Instruction
Find each line with the word "الصحيح" and copy it.

Supplied records
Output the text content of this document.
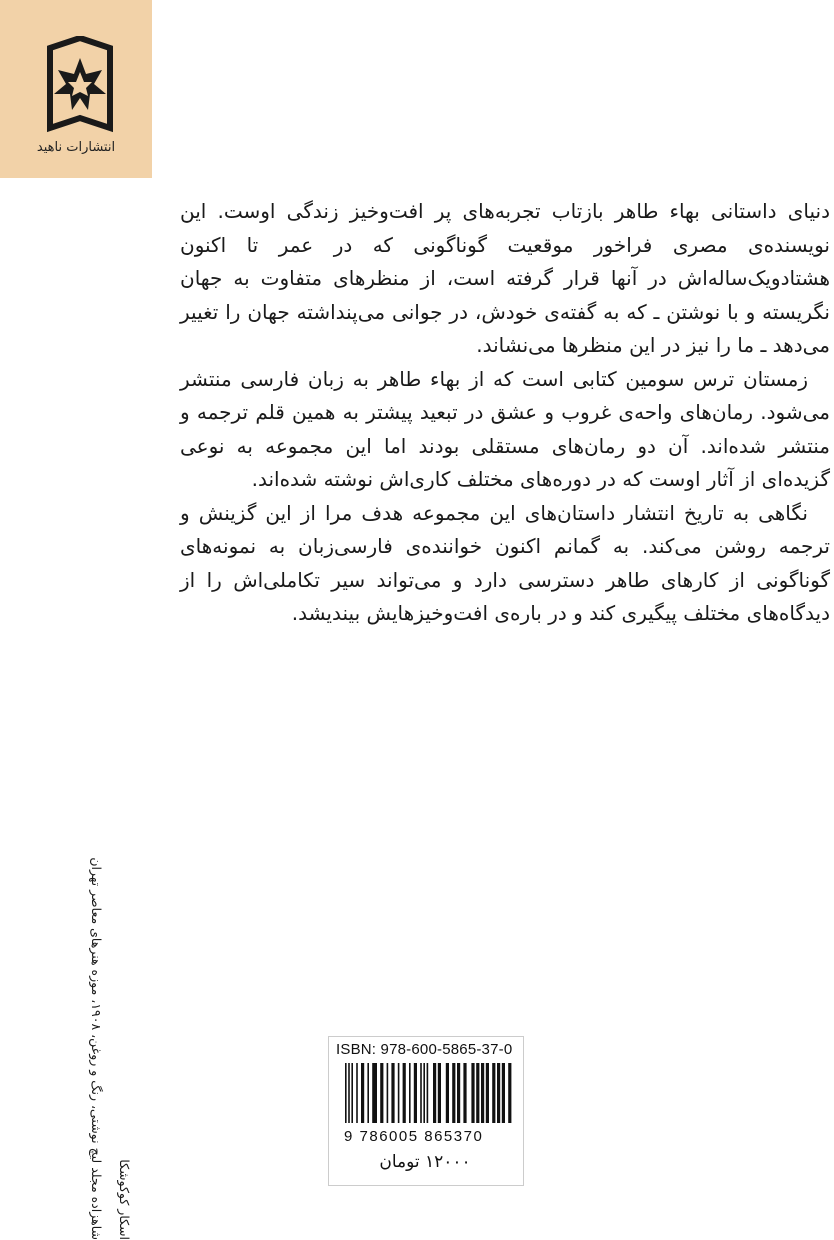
انتشارات ناهید

دنیای داستانی بهاء طاهر بازتاب تجربه‌های پر افت‌وخیز زندگی اوست. این نویسنده‌ی مصری فراخور موقعیت گوناگونی که در عمر تا اکنون هشتادویک‌ساله‌اش در آنها قرار گرفته است، از منظرهای متفاوت به جهان نگریسته و با نوشتن ـ که به گفته‌ی خودش، در جوانی می‌پنداشته جهان را تغییر می‌دهد ـ ما را نیز در این منظرها می‌نشاند.

زمستان ترس سومین کتابی است که از بهاء طاهر به زبان فارسی منتشر می‌شود. رمان‌های واحه‌ی غروب و عشق در تبعید پیشتر به همین قلم ترجمه و منتشر شده‌اند. آن دو رمان‌های مستقلی بودند اما این مجموعه به نوعی گزیده‌ای از آثار اوست که در دوره‌های مختلف کاری‌اش نوشته شده‌اند.

نگاهی به تاریخ انتشار داستان‌های این مجموعه هدف مرا از این گزینش و ترجمه روشن می‌کند. به گمانم اکنون خواننده‌ی فارسی‌زبان به نمونه‌های گوناگونی از کارهای طاهر دسترسی دارد و می‌تواند سیر تکاملی‌اش را از دیدگاه‌های مختلف پیگیری کند و در باره‌ی افت‌وخیزهایش بیندیشد.

اسکار کوکوشکا
شاهزاده مجلد لیچ نوشتی، رنگ و روغن، ۱۹۰۸، موزه هنرهای معاصر تهران	ISBN: 978-600-5865-37-0
9 786005 865370
۱۲۰۰۰ تومان
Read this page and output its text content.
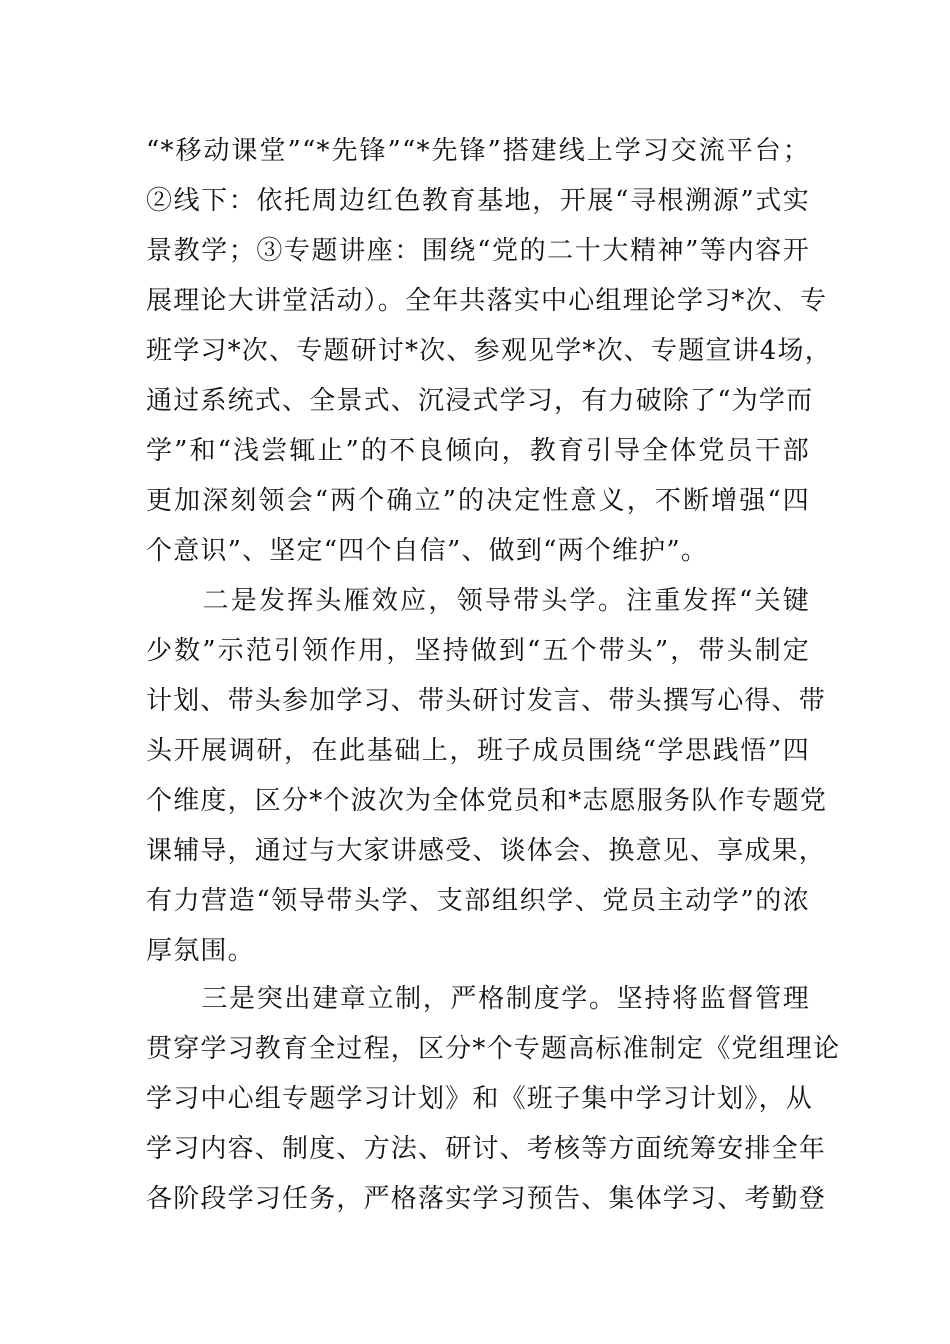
“*移动课堂”“*先锋”“*先锋”搭建线上学习交流平台；
②线下：依托周边红色教育基地，开展“寻根溯源”式实
景教学；③专题讲座：围绕“党的二十大精神”等内容开
展理论大讲堂活动）。全年共落实中心组理论学习*次、专
班学习*次、专题研讨*次、参观见学*次、专题宣讲4场，
通过系统式、全景式、沉浸式学习，有力破除了“为学而
学”和“浅尝辄止”的不良倾向，教育引导全体党员干部
更加深刻领会“两个确立”的决定性意义，不断增强“四
个意识”、坚定“四个自信”、做到“两个维护”。
　　二是发挥头雁效应，领导带头学。注重发挥“关键
少数”示范引领作用，坚持做到“五个带头”，带头制定
计划、带头参加学习、带头研讨发言、带头撰写心得、带
头开展调研，在此基础上，班子成员围绕“学思践悟”四
个维度，区分*个波次为全体党员和*志愿服务队作专题党
课辅导，通过与大家讲感受、谈体会、换意见、享成果，
有力营造“领导带头学、支部组织学、党员主动学”的浓
厚氛围。
　　三是突出建章立制，严格制度学。坚持将监督管理
贯穿学习教育全过程，区分*个专题高标准制定《党组理论
学习中心组专题学习计划》和《班子集中学习计划》，从
学习内容、制度、方法、研讨、考核等方面统筹安排全年
各阶段学习任务，严格落实学习预告、集体学习、考勤登
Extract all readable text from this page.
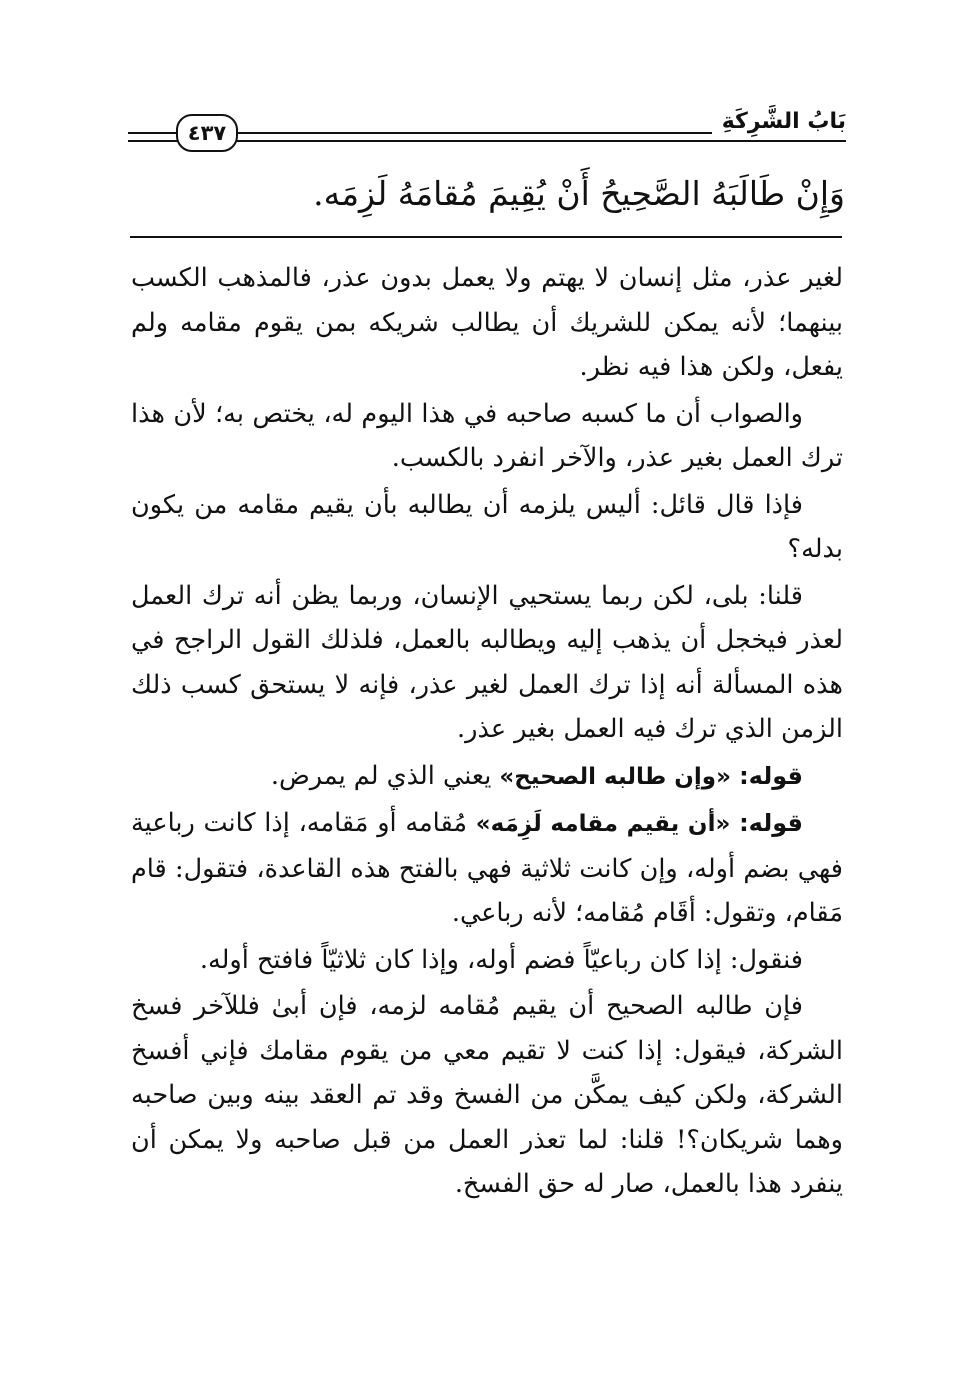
بَابُ الشَّرِكَةِ
٤٣٧
وَإِنْ طَالَبَهُ الصَّحِيحُ أَنْ يُقِيمَ مُقامَهُ لَزِمَه.

لغير عذر، مثل إنسان لا يهتم ولا يعمل بدون عذر، فالمذهب الكسب بينهما؛ لأنه يمكن للشريك أن يطالب شريكه بمن يقوم مقامه ولم يفعل، ولكن هذا فيه نظر.

والصواب أن ما كسبه صاحبه في هذا اليوم له، يختص به؛ لأن هذا ترك العمل بغير عذر، والآخر انفرد بالكسب.

فإذا قال قائل: أليس يلزمه أن يطالبه بأن يقيم مقامه من يكون بدله؟

قلنا: بلى، لكن ربما يستحيي الإنسان، وربما يظن أنه ترك العمل لعذر فيخجل أن يذهب إليه ويطالبه بالعمل، فلذلك القول الراجح في هذه المسألة أنه إذا ترك العمل لغير عذر، فإنه لا يستحق كسب ذلك الزمن الذي ترك فيه العمل بغير عذر.

قوله: «وإن طالبه الصحيح» يعني الذي لم يمرض.

قوله: «أن يقيم مقامه لَزِمَه» مُقامه أو مَقامه، إذا كانت رباعية فهي بضم أوله، وإن كانت ثلاثية فهي بالفتح هذه القاعدة، فتقول: قام مَقام، وتقول: أقَام مُقامه؛ لأنه رباعي.

فنقول: إذا كان رباعيّاً فضم أوله، وإذا كان ثلاثيّاً فافتح أوله.

فإن طالبه الصحيح أن يقيم مُقامه لزمه، فإن أبىٰ فللآخر فسخ الشركة، فيقول: إذا كنت لا تقيم معي من يقوم مقامك فإني أفسخ الشركة، ولكن كيف يمكَّن من الفسخ وقد تم العقد بينه وبين صاحبه وهما شريكان؟! قلنا: لما تعذر العمل من قبل صاحبه ولا يمكن أن ينفرد هذا بالعمل، صار له حق الفسخ.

Full output
قوله: «وإن طالبه الصحيح» يعني الذي لم يمرض.
فإن طالبه الصحيح أن يقيم مُقامه لزمه، فإن أبىٰ فللآخر فسخ الشركة، فيقول: إذا كنت لا تقيم معي من يقوم مقامك فإني أفسخ الشركة، ولكن كيف يمكَّن من الفسخ وقد تم العقد بينه وبين صاحبه وهما شريكان؟! قلنا: لما تعذر العمل من قبل صاحبه ولا يمكن أن ينفرد هذا بالعمل، صار له حق الفسخ.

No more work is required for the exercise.